Records from a dataset:
————————

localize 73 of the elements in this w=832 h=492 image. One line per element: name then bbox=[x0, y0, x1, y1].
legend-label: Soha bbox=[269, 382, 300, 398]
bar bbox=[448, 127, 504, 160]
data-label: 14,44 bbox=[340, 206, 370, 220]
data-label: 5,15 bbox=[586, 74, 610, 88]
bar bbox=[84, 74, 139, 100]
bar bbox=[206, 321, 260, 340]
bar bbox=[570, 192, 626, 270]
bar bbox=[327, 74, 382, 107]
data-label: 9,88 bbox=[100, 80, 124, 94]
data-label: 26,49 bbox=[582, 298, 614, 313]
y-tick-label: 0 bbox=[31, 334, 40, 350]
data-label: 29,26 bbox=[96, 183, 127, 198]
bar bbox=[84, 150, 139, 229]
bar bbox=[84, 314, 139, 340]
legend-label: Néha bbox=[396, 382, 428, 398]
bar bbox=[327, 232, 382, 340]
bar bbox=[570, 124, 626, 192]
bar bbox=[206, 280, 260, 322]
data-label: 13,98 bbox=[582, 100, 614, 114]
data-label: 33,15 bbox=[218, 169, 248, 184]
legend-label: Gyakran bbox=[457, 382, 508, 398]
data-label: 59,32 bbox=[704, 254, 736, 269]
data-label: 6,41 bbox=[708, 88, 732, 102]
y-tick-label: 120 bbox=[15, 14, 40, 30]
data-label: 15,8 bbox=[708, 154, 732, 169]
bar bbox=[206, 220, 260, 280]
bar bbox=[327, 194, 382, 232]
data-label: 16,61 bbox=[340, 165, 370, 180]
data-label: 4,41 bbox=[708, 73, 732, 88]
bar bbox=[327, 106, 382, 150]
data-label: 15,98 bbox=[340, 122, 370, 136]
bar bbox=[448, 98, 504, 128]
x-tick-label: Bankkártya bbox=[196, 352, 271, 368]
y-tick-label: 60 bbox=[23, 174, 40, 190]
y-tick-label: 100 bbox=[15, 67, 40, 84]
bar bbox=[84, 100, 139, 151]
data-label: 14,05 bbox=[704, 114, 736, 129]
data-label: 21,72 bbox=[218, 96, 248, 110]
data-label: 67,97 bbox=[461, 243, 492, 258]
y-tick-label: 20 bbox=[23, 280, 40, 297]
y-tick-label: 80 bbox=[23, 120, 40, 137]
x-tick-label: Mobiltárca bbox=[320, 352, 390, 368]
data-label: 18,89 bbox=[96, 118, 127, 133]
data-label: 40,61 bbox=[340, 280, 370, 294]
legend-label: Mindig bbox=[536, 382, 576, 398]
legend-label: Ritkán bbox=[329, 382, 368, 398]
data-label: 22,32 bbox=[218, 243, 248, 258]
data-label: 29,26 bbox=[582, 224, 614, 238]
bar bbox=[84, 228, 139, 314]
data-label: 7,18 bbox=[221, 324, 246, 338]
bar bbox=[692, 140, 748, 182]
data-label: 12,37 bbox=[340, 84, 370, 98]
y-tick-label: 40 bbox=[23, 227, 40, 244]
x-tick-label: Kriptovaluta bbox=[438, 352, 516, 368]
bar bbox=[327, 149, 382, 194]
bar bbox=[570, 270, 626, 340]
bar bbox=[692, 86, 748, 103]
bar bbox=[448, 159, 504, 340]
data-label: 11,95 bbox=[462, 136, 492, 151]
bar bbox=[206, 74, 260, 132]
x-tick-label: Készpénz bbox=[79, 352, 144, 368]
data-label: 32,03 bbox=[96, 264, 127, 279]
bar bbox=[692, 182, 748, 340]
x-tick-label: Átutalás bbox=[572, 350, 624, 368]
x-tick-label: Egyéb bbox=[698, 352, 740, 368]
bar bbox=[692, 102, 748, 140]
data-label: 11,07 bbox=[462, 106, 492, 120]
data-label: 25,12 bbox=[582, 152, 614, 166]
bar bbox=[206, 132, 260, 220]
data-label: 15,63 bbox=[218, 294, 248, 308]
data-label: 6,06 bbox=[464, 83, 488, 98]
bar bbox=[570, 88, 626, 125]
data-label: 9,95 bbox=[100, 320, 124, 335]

————————

### Written problem
Arrange everything from the start of the material down to the line containing "bar bbox=[84, 74, 139, 100]" as a Markdown table with the columns Row and Material line, omitting blank lines.

### Task answer
| Row | Material line |
|---|---|
| 1 | localize 73 of the elements in this w=832 h=492 image. One line per element: name then bbox=[x0, y0, x1, y1]. |
| 2 | legend-label: Soha bbox=[269, 382, 300, 398] |
| 3 | bar bbox=[448, 127, 504, 160] |
| 4 | data-label: 14,44 bbox=[340, 206, 370, 220] |
| 5 | data-label: 5,15 bbox=[586, 74, 610, 88] |
| 6 | bar bbox=[84, 74, 139, 100] |